Problem statement —
Where a line in the listing below contains the word "name", copy that line.

[Figure contents as structured data]

** START **

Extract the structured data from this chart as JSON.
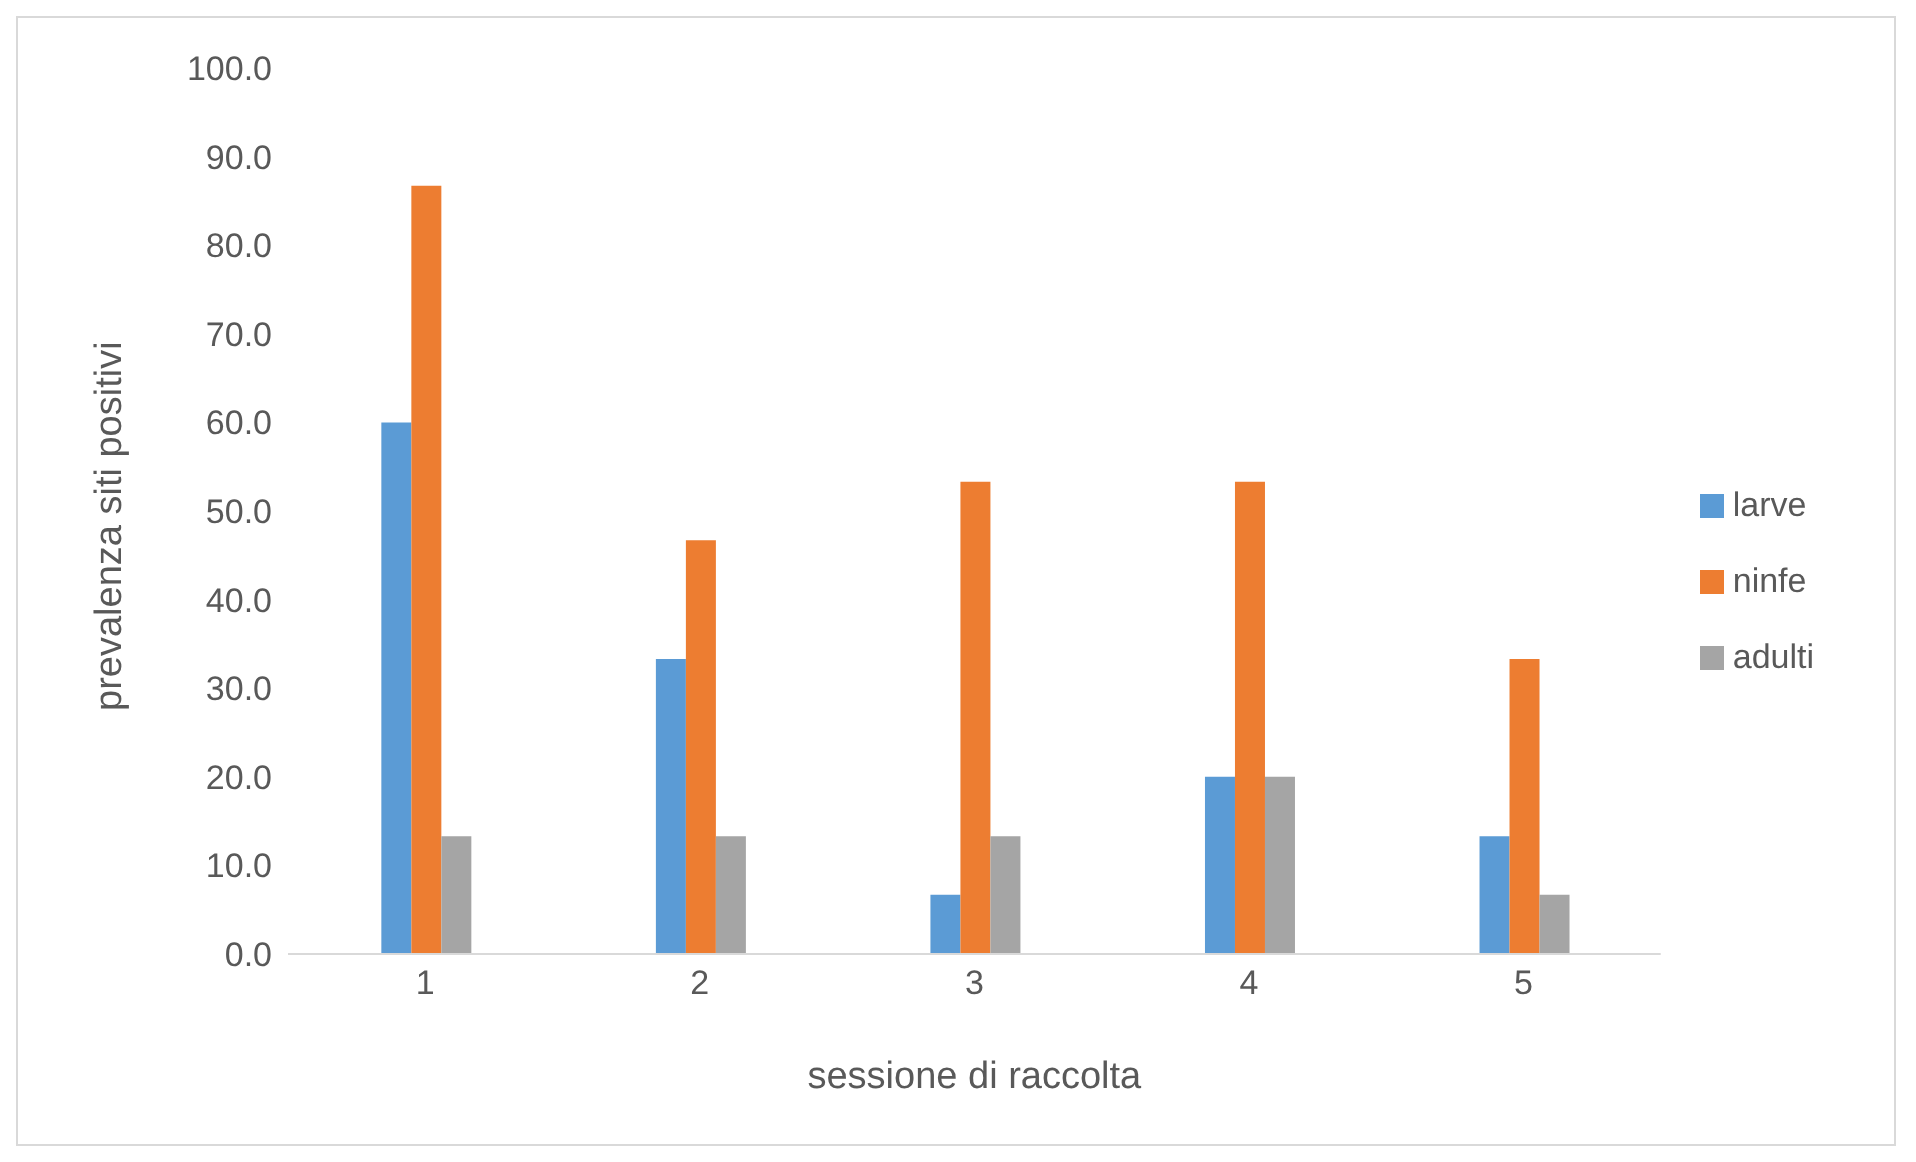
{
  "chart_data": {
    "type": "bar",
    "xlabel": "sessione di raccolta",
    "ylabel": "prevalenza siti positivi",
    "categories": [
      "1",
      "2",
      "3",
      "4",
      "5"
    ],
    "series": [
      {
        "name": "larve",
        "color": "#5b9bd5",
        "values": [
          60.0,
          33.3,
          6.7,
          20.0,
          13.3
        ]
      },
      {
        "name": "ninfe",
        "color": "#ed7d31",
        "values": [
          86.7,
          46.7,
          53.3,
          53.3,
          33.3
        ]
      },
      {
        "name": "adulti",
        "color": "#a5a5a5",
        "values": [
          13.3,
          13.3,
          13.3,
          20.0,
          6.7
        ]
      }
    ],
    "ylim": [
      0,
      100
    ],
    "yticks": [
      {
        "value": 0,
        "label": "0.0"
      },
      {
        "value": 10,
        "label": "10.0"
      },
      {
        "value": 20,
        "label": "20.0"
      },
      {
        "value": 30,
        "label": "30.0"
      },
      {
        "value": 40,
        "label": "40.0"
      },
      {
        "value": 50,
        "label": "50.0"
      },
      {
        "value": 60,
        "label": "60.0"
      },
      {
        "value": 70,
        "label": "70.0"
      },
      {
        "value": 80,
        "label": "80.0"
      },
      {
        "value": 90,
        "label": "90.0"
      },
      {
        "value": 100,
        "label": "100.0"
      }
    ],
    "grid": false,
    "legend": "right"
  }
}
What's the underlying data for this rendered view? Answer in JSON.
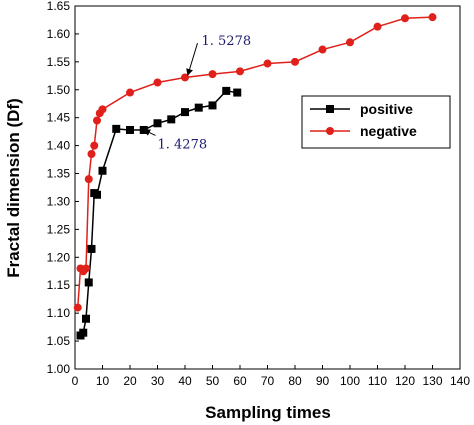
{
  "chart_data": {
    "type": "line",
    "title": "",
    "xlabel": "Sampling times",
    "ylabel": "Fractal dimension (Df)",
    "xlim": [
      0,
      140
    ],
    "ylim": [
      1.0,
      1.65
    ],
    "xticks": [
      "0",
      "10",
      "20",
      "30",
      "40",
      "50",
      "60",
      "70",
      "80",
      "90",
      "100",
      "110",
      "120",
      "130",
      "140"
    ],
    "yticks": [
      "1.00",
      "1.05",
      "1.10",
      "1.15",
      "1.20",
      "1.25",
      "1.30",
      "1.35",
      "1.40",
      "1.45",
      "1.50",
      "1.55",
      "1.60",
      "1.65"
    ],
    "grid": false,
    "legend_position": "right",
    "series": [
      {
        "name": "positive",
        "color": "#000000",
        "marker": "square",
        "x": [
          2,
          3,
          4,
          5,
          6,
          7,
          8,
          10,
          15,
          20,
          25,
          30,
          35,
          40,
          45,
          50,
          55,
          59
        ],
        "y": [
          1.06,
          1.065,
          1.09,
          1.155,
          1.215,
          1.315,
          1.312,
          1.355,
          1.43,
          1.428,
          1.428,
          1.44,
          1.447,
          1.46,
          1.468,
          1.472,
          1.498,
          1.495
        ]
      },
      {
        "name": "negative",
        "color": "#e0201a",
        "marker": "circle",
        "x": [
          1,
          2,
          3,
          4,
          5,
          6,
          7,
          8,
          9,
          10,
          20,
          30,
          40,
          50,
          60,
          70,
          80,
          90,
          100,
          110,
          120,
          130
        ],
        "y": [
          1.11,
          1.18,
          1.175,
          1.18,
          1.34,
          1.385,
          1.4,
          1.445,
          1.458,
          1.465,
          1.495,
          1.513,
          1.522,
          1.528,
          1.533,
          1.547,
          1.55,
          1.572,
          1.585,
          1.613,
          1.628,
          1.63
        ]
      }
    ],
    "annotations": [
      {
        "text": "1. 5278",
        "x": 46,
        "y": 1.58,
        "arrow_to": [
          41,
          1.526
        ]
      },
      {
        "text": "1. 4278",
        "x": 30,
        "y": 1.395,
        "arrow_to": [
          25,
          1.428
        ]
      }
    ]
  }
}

** END **

The response —
        "name": "larve",
        "name": "ninfe",
        "name": "adulti",
        "name": "positive",
        "name": "negative",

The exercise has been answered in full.